* **TASK INPUTS**
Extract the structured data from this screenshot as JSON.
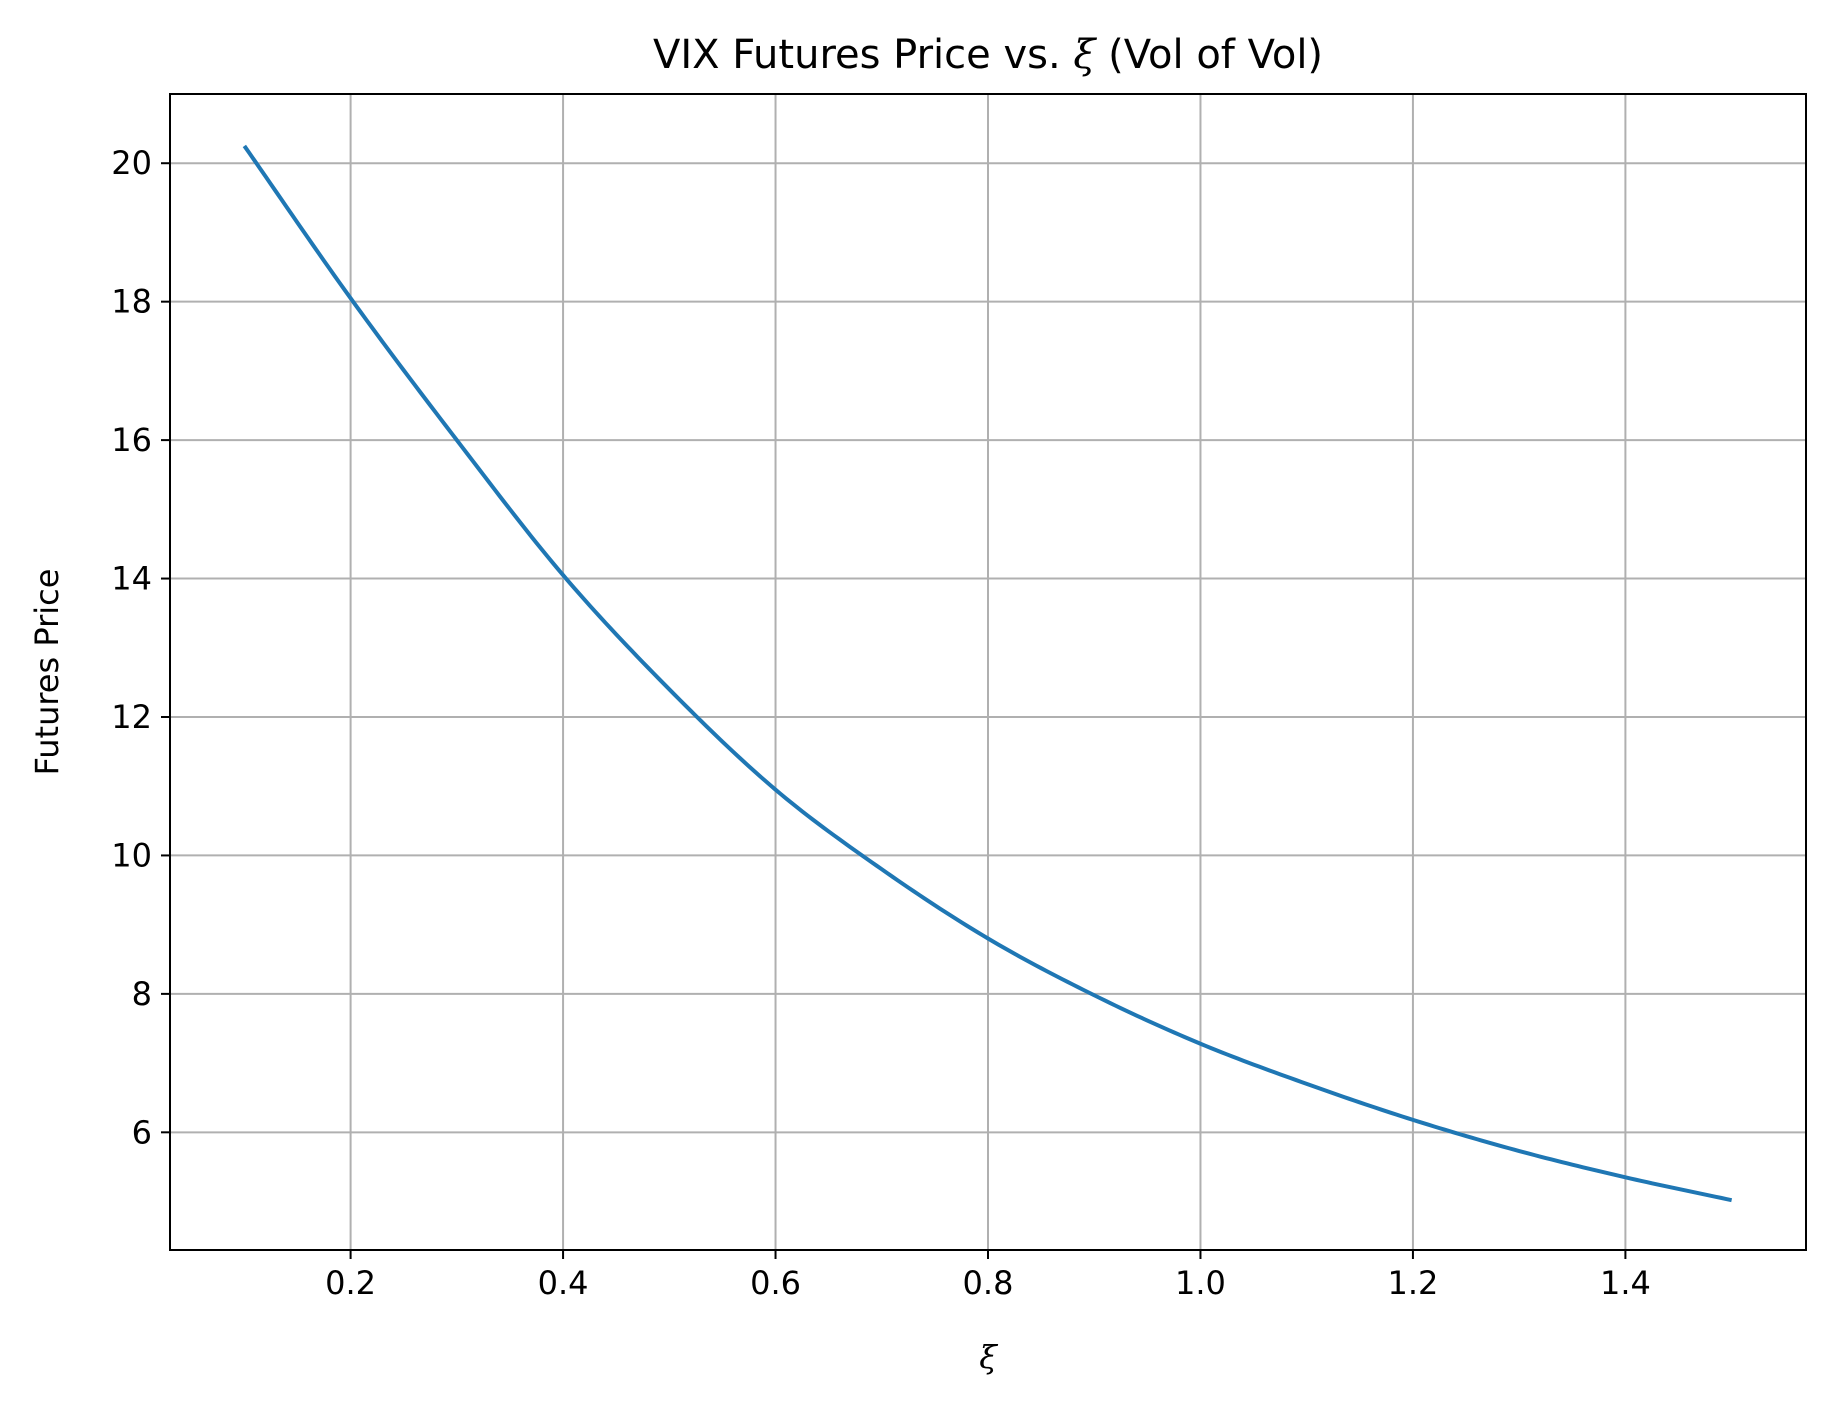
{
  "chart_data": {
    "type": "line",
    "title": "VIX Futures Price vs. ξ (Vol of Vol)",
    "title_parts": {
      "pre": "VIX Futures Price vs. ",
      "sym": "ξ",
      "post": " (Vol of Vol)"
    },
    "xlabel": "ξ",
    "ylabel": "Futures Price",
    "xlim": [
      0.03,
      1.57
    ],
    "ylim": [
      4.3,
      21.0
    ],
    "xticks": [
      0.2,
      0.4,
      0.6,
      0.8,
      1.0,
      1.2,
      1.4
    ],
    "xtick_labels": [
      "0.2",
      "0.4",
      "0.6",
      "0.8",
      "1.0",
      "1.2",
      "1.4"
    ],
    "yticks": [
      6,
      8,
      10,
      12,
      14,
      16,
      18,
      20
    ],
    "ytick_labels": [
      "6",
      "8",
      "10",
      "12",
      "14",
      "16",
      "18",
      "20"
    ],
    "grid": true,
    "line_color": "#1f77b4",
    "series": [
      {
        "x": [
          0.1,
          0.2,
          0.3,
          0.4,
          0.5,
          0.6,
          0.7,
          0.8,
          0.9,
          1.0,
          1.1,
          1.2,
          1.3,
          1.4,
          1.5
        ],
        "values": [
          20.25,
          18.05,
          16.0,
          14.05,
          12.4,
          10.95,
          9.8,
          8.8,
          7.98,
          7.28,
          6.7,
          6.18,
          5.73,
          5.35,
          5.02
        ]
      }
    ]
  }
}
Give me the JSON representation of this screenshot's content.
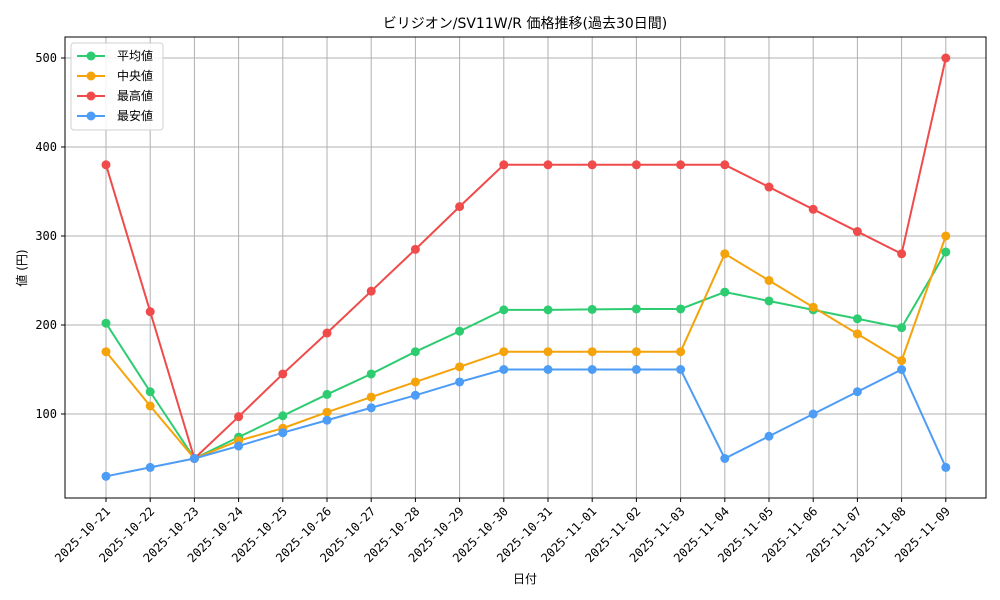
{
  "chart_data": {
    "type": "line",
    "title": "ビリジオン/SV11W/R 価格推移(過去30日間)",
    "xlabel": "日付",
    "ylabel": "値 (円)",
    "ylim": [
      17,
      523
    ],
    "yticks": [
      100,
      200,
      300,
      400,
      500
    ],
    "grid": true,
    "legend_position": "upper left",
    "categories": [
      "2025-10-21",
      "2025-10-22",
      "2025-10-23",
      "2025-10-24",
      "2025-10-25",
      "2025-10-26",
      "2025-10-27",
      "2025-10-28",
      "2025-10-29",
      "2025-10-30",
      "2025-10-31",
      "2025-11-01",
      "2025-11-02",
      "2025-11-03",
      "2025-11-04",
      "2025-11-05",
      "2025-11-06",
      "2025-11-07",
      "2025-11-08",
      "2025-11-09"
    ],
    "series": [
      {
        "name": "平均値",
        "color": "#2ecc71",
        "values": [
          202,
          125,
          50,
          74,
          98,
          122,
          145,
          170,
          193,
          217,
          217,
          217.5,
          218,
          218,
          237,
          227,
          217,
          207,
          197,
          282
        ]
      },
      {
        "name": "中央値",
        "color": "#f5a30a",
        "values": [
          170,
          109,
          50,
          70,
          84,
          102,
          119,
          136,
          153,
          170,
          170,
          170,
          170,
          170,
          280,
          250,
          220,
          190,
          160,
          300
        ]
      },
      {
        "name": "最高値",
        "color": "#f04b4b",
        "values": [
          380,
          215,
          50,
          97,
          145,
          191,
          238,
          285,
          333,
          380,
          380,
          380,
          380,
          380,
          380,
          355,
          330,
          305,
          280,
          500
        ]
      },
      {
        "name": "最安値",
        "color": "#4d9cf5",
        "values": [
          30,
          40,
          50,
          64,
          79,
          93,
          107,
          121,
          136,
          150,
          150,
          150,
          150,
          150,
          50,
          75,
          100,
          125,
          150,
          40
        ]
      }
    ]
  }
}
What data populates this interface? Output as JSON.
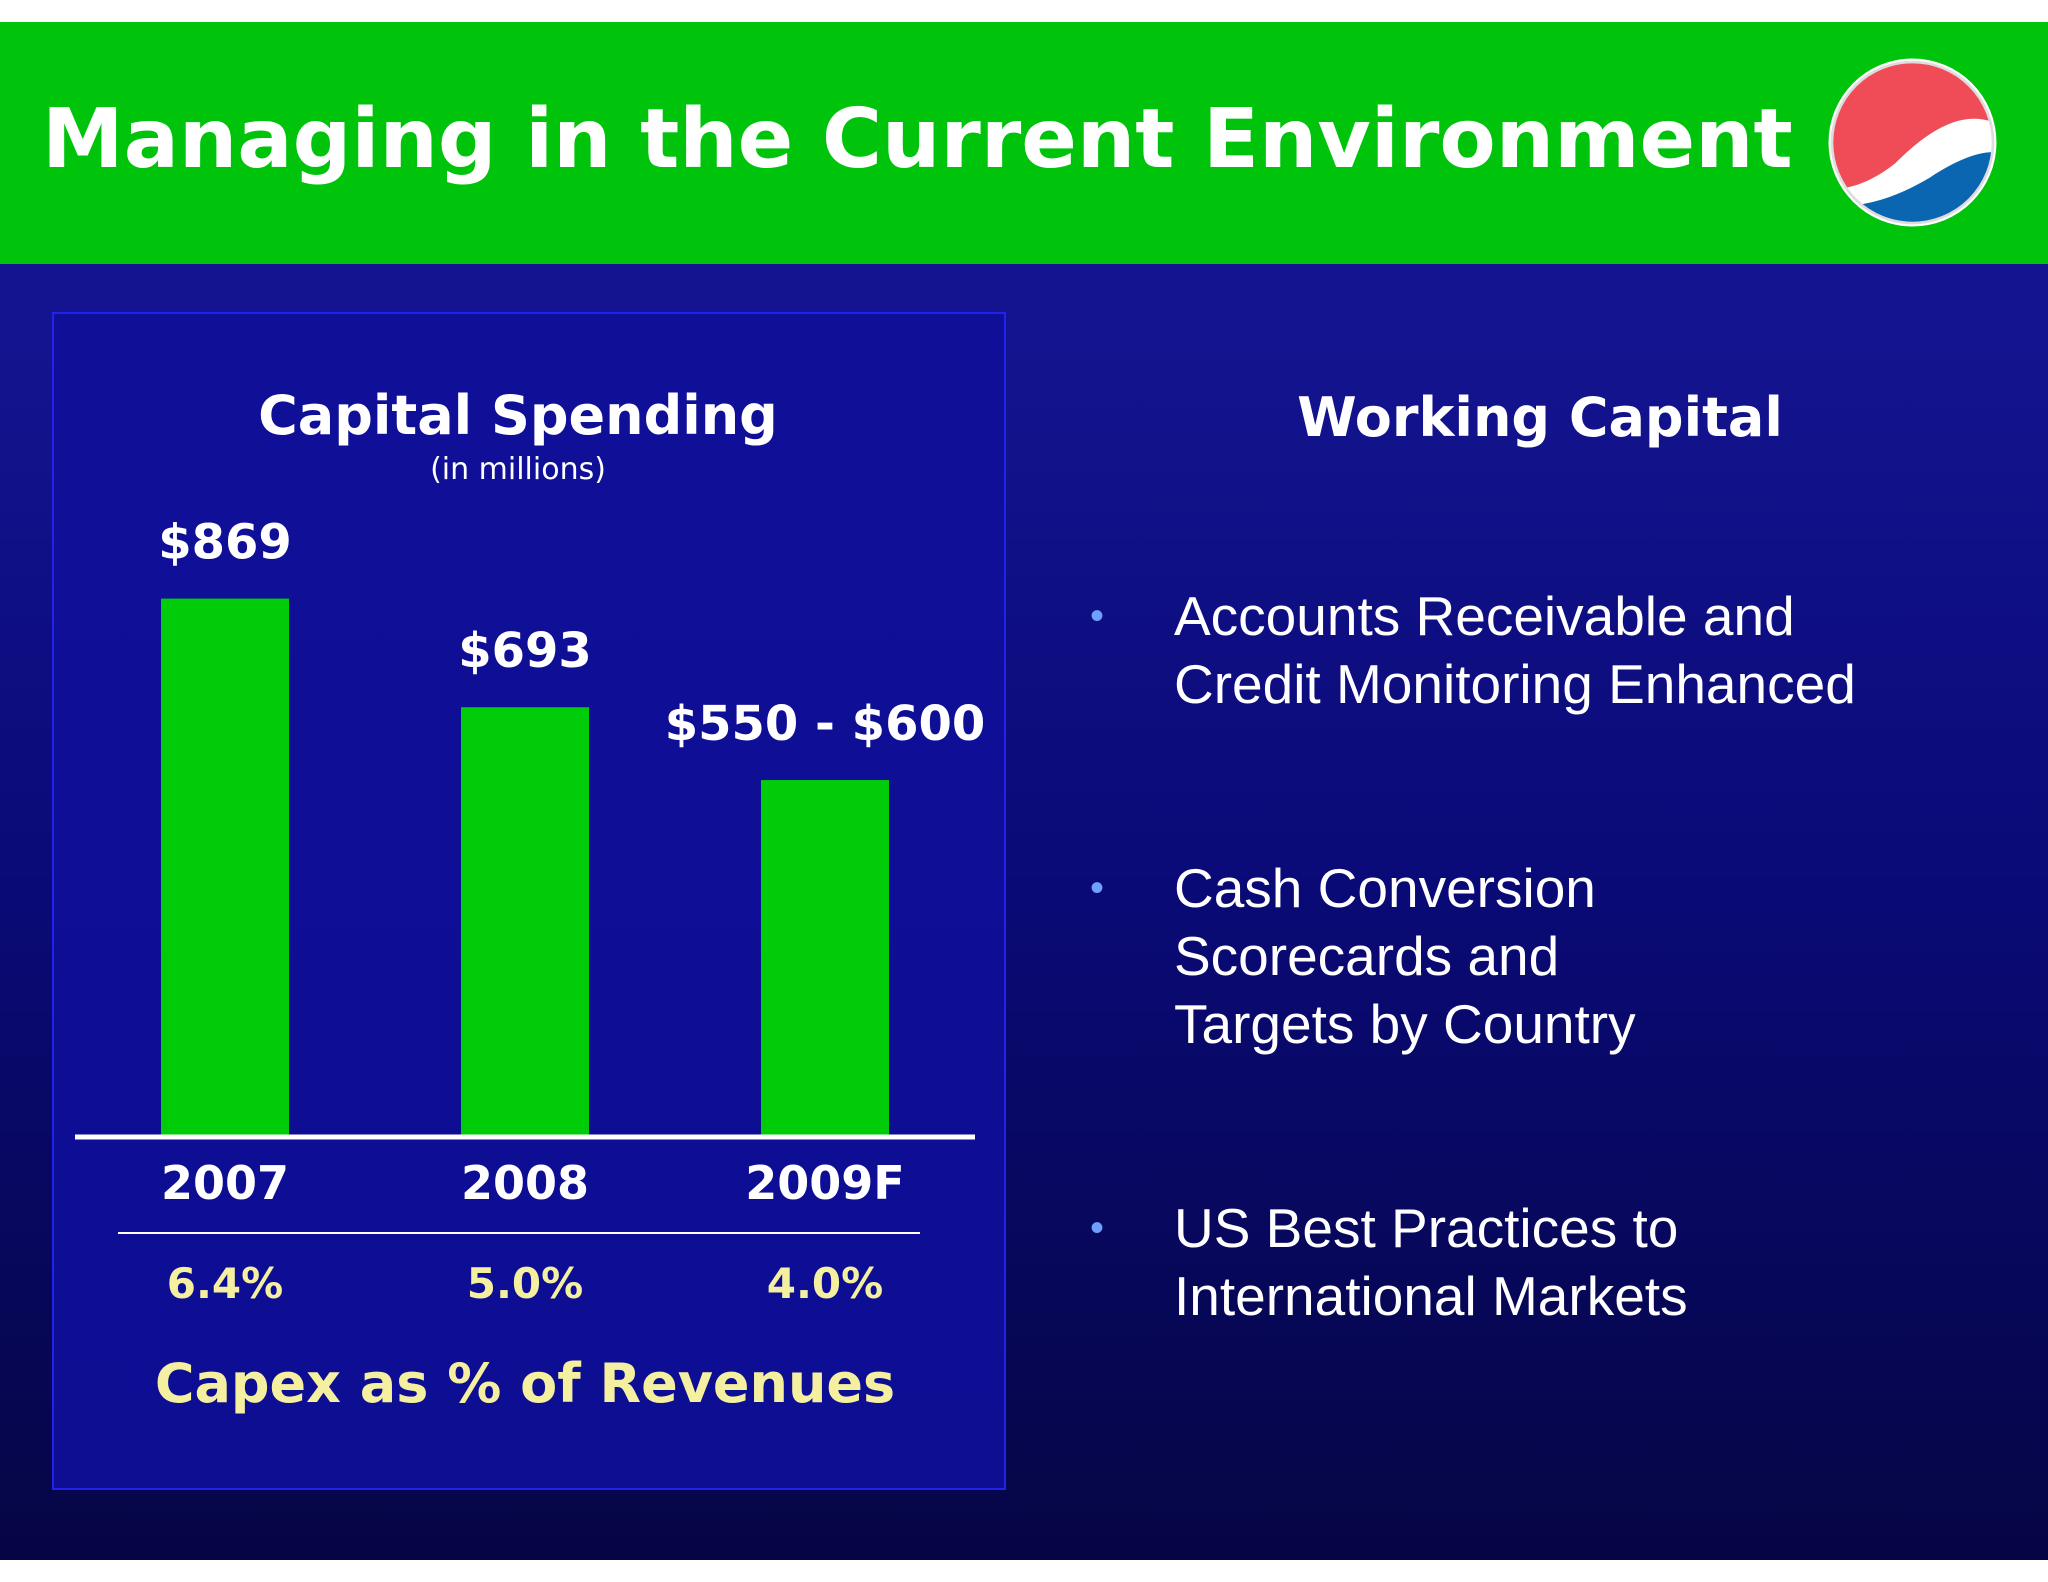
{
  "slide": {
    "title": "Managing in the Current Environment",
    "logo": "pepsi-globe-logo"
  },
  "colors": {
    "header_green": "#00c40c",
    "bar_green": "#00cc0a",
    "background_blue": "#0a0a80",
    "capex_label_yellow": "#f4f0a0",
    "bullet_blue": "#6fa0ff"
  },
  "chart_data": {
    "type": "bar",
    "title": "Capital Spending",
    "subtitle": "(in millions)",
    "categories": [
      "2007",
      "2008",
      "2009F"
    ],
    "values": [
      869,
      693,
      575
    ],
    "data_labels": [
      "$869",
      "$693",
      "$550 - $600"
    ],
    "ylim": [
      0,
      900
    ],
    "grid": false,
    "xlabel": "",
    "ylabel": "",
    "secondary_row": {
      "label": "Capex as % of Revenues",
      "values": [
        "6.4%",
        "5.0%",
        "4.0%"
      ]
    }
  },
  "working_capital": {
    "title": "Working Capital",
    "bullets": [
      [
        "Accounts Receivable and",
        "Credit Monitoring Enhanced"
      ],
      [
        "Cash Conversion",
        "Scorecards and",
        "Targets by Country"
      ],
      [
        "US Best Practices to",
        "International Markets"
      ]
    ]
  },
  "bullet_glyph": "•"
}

* **SHORT TASK**
Pull out each line of the listing that holds the string "Futures".

* **ANSWER TO THIS TASK**
    "title": "VIX Futures Price vs. ξ (Vol of Vol)",
      "pre": "VIX Futures Price vs. ",
    "ylabel": "Futures Price",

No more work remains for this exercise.